[start of Records to use]

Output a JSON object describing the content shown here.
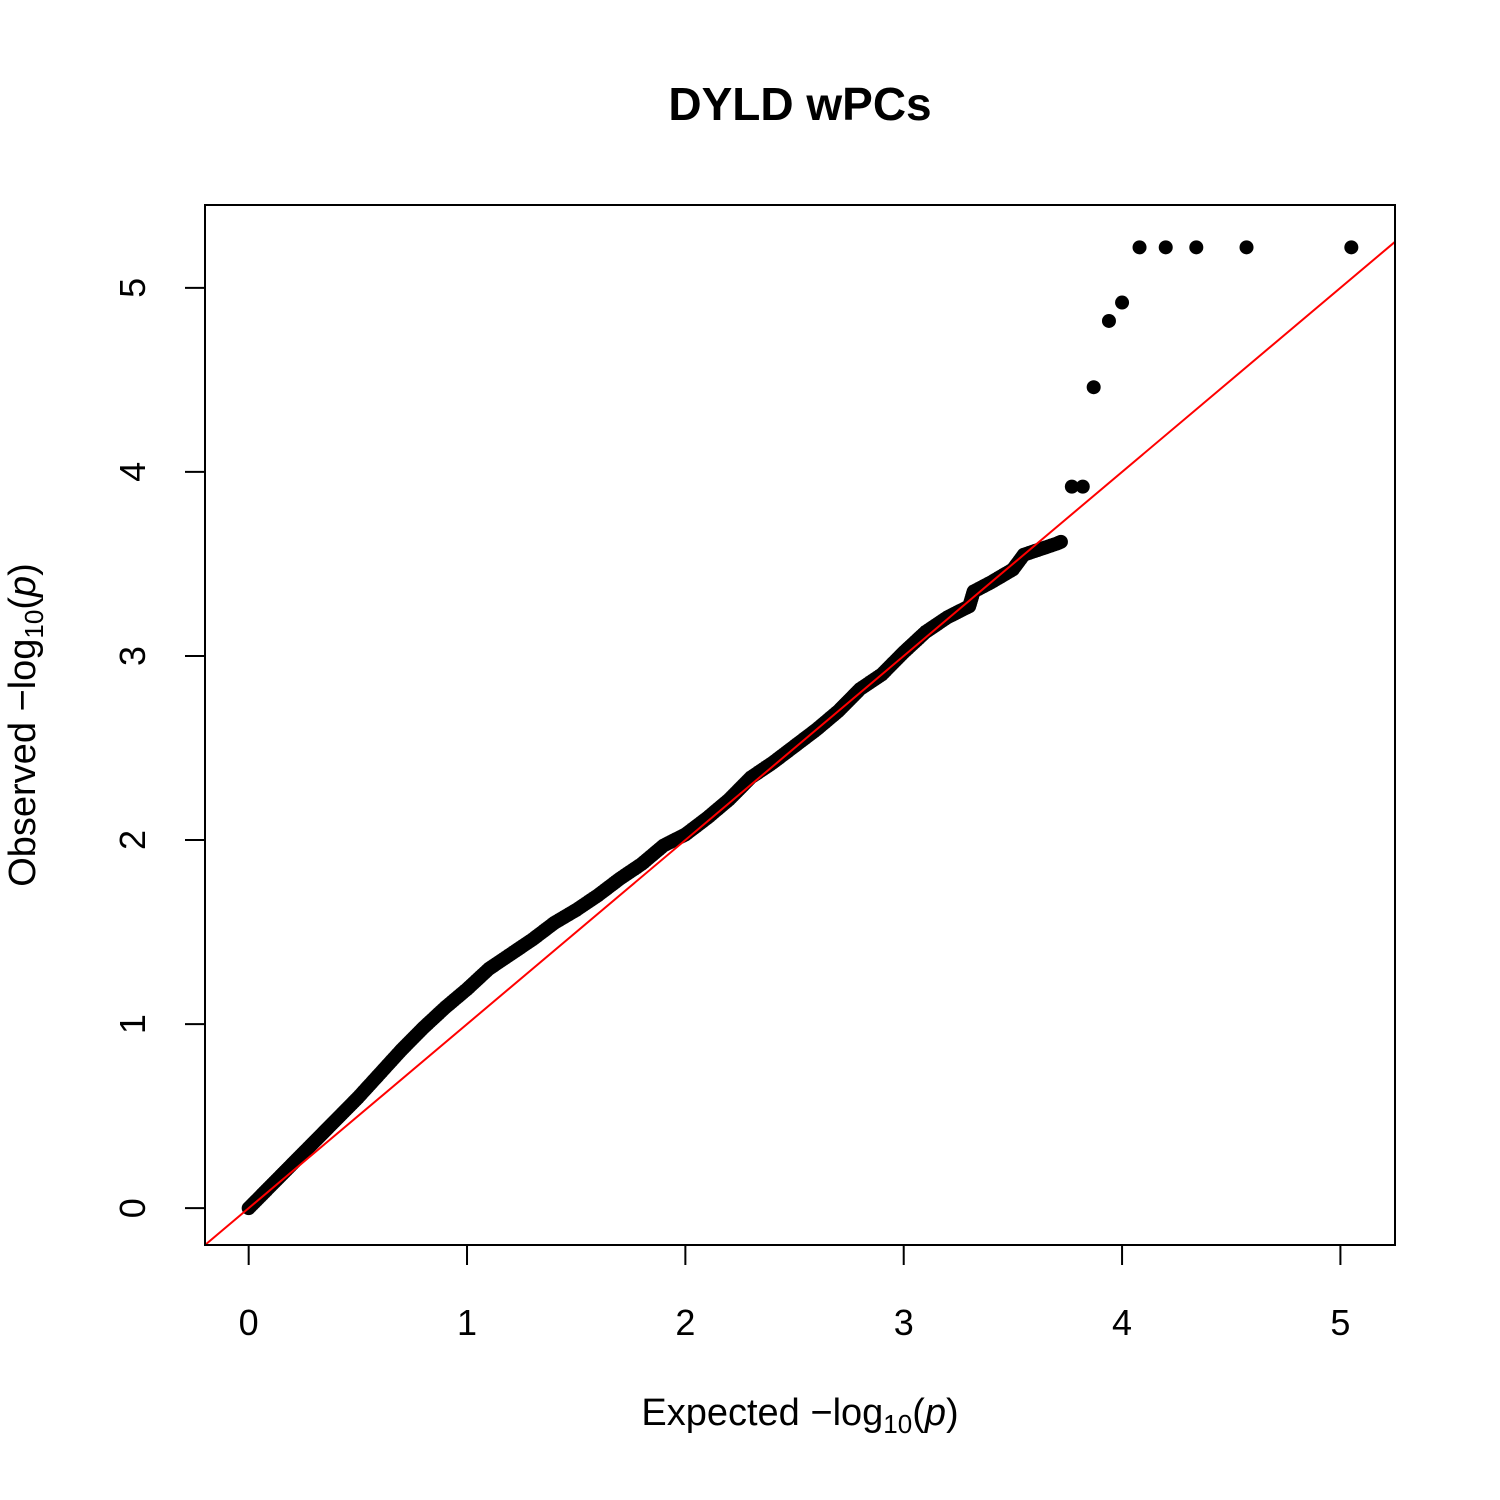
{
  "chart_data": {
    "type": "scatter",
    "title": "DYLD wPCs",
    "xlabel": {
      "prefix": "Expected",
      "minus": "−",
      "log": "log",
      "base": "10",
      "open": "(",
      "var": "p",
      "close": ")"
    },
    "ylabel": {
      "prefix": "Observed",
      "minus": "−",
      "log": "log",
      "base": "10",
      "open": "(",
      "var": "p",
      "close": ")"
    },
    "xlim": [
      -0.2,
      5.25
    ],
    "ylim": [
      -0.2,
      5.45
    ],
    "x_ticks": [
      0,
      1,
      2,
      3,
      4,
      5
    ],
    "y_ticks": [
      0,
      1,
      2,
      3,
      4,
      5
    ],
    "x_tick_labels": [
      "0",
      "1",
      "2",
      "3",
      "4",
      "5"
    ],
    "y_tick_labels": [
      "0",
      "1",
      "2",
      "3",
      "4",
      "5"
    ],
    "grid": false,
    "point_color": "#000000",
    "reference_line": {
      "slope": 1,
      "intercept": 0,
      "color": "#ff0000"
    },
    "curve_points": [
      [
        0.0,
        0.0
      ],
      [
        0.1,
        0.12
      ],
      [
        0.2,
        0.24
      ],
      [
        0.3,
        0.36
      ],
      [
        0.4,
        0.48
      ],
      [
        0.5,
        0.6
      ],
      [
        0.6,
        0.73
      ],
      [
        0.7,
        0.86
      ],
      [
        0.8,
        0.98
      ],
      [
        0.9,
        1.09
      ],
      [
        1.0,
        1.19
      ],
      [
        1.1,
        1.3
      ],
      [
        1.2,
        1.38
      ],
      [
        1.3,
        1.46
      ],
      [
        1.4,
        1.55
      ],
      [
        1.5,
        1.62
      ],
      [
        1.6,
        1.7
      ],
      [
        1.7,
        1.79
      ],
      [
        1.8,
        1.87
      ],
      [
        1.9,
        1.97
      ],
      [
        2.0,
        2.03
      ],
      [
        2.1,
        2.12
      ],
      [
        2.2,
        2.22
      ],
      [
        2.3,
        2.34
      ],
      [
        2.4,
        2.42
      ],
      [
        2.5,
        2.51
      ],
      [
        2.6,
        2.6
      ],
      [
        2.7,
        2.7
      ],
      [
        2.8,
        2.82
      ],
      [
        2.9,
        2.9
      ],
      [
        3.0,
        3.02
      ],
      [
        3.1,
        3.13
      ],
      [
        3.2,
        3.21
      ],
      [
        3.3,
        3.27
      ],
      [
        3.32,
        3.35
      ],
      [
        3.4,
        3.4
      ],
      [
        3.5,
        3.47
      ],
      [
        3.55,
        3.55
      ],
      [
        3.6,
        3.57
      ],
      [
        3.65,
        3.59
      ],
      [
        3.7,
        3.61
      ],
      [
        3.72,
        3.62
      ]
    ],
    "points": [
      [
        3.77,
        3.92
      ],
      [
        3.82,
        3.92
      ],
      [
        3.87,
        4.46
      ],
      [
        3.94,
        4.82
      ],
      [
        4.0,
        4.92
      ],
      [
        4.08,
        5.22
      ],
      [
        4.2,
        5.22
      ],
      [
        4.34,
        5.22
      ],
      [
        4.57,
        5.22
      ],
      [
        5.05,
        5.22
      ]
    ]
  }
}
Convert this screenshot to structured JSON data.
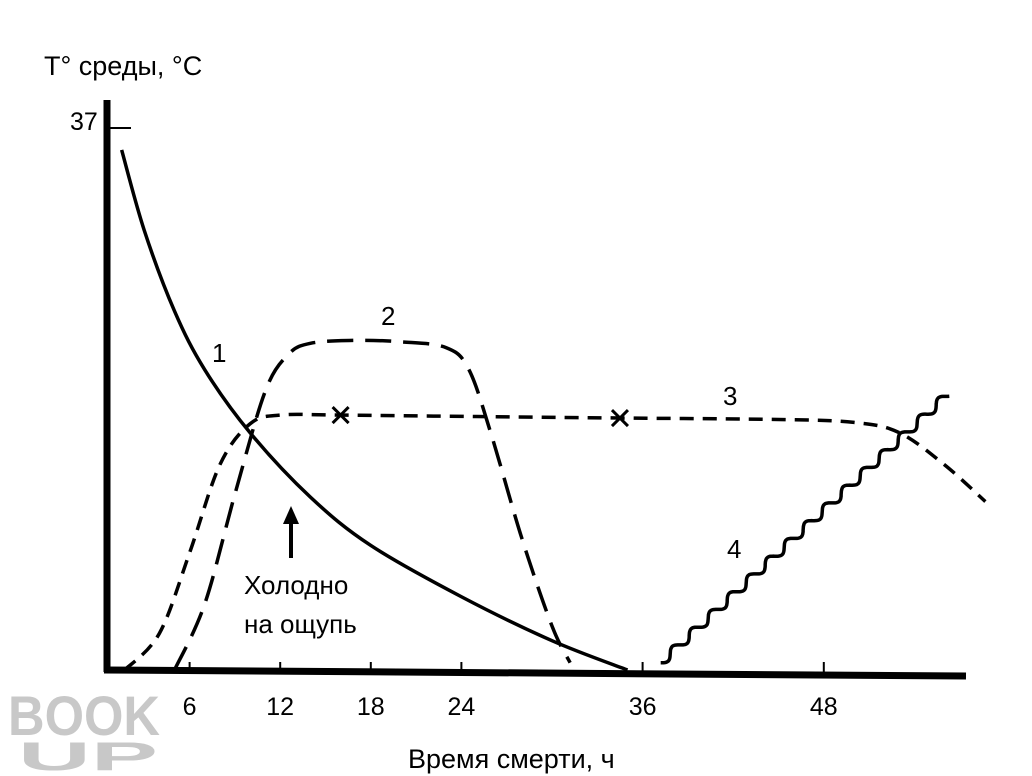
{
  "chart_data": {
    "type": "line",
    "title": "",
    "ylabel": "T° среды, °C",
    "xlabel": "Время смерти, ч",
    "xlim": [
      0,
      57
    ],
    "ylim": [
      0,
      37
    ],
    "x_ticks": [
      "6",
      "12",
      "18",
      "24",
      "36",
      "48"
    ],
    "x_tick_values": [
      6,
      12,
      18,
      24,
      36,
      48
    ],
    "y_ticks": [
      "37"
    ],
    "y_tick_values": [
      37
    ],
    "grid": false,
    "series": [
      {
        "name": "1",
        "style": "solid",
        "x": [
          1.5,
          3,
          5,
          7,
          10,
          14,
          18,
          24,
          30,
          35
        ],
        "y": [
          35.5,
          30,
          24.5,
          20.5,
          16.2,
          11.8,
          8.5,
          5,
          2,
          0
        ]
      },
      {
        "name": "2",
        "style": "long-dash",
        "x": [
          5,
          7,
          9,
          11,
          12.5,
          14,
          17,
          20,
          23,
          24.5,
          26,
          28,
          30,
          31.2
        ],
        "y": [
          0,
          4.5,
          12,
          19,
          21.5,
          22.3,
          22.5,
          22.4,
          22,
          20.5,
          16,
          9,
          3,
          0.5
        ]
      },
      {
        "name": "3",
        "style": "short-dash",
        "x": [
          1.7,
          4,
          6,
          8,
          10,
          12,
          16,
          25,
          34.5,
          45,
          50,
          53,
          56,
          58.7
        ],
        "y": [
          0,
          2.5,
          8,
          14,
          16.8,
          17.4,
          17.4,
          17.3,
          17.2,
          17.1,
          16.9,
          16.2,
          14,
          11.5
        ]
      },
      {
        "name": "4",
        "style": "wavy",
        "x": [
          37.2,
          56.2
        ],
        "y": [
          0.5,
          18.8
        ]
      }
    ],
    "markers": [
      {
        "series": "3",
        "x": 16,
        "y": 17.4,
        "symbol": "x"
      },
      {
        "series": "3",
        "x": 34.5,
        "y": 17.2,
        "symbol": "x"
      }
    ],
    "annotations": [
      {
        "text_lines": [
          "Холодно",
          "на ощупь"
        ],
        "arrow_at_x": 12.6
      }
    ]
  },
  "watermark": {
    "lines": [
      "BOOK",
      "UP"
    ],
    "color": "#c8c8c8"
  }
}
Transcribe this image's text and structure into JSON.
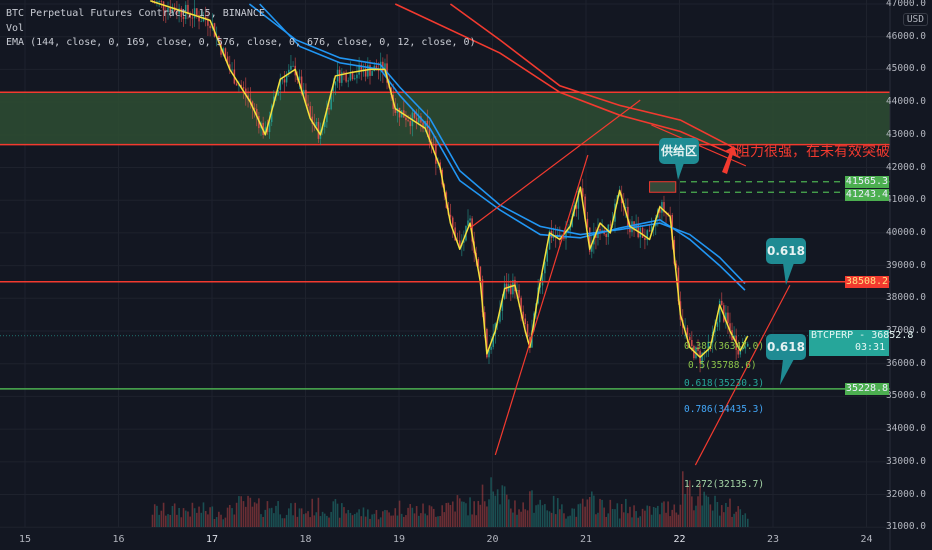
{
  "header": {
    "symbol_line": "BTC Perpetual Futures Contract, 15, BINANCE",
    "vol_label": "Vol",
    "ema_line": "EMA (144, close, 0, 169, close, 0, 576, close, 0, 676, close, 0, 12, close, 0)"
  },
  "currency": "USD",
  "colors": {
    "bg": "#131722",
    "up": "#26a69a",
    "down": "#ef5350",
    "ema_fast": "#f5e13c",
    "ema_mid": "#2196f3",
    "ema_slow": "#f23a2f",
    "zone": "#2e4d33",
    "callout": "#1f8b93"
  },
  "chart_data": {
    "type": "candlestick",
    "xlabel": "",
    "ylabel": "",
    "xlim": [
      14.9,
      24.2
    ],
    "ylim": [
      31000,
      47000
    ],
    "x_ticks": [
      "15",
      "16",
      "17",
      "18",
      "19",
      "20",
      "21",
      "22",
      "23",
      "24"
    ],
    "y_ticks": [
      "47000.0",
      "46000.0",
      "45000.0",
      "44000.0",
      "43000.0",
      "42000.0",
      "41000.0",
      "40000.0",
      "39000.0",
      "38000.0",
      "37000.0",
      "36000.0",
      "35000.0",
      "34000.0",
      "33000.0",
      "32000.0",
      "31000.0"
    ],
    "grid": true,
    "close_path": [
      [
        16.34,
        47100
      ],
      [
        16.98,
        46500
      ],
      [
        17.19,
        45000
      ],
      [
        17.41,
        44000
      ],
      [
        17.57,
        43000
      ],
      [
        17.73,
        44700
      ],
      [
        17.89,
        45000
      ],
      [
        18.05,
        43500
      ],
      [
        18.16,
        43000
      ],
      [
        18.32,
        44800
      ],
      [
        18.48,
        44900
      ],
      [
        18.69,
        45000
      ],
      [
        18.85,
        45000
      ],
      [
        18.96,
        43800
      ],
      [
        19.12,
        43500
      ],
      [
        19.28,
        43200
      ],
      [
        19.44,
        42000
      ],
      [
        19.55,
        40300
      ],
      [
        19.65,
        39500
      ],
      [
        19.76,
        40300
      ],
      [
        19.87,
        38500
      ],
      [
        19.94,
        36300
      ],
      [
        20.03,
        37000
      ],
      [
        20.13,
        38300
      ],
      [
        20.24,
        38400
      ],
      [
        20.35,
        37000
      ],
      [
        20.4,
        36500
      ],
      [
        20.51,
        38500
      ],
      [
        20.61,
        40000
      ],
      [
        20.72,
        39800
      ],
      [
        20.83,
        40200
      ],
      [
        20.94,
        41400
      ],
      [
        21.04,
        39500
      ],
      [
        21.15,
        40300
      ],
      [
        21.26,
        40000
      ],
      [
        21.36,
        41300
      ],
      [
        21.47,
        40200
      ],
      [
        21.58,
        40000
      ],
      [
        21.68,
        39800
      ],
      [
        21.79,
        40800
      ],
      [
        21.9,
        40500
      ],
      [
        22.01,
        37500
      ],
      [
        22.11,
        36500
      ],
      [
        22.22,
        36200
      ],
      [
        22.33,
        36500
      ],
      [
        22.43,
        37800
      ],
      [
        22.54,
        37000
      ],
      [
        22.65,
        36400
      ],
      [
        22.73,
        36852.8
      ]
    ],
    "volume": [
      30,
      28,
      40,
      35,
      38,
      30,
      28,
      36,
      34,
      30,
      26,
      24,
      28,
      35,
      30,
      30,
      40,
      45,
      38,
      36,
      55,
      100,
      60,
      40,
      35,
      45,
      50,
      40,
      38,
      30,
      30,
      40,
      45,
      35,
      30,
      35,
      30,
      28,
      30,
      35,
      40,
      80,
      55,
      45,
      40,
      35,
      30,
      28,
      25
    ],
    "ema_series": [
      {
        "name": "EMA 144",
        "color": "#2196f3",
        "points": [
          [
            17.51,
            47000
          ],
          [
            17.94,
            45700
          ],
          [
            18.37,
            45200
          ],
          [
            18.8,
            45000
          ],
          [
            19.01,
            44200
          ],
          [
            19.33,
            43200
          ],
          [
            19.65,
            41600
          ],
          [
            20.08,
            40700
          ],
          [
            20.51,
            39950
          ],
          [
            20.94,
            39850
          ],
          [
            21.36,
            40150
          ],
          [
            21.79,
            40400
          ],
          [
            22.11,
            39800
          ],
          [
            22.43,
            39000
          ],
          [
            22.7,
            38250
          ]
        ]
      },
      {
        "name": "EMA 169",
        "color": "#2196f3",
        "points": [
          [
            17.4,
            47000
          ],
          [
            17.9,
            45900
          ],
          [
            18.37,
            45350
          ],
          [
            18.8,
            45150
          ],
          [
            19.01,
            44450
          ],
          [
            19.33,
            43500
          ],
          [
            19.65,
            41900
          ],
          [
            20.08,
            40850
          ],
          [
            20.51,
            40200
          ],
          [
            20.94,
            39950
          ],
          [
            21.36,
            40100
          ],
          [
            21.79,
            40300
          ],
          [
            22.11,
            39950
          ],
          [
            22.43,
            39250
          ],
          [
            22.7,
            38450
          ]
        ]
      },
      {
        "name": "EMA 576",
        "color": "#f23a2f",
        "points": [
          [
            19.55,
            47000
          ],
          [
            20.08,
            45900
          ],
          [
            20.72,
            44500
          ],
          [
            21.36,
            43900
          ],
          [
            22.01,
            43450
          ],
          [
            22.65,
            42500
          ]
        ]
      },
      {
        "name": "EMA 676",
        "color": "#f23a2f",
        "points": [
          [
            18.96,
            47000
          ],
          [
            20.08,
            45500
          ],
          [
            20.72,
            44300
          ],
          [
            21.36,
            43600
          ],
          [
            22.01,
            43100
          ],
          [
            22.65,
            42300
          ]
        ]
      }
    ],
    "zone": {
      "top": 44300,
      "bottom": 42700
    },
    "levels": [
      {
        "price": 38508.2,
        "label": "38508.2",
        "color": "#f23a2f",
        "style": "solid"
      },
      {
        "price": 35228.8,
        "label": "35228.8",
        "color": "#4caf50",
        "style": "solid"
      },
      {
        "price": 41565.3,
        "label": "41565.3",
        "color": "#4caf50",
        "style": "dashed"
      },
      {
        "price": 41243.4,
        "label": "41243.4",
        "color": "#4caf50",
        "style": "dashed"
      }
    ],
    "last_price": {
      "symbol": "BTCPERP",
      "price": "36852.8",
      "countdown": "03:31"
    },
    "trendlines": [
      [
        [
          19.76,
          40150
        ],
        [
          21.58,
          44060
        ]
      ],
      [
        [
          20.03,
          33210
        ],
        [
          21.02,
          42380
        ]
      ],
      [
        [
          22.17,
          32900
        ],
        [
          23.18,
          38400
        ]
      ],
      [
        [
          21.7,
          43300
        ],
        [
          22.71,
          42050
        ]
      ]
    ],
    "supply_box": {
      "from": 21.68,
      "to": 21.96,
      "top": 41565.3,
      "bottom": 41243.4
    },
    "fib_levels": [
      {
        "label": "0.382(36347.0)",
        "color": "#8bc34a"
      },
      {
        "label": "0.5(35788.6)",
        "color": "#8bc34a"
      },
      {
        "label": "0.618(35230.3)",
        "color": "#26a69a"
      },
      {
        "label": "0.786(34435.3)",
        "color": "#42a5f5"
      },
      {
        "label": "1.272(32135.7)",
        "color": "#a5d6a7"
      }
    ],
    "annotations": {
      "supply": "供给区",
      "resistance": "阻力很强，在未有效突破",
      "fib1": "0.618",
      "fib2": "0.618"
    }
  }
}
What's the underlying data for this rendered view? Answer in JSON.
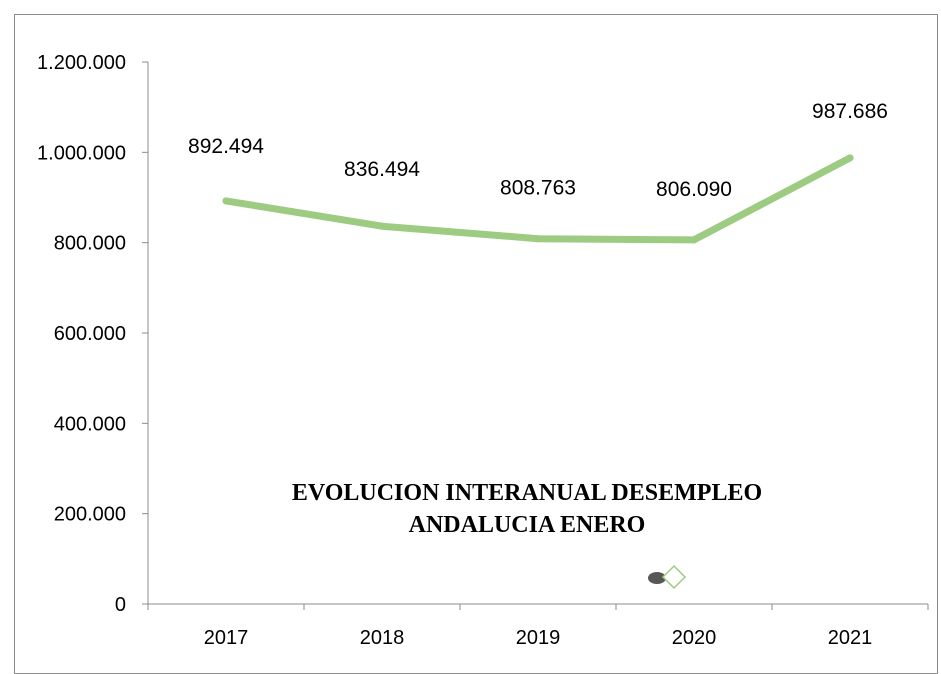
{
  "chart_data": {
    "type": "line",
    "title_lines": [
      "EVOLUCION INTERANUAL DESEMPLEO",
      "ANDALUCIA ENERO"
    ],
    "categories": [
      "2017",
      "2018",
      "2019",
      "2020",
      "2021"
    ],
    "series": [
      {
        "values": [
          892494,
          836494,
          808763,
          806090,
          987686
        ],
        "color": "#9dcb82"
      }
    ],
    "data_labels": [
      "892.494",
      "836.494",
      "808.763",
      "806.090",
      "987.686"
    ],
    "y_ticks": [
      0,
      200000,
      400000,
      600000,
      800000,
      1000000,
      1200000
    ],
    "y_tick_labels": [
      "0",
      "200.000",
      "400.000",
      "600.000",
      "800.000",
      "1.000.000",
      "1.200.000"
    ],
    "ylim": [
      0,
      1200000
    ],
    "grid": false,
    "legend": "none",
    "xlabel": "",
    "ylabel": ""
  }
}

[end of Records to use]

## Stated task
Scan the material above. Copy each line where "name" occurs.

## Answer to the task
        "name": "1",
        "name": "2",
        "name": "3",
        "name": "4",
        "name": "EMA 144",
        "name": "EMA 169",
        "name": "EMA 576",
        "name": "EMA 676",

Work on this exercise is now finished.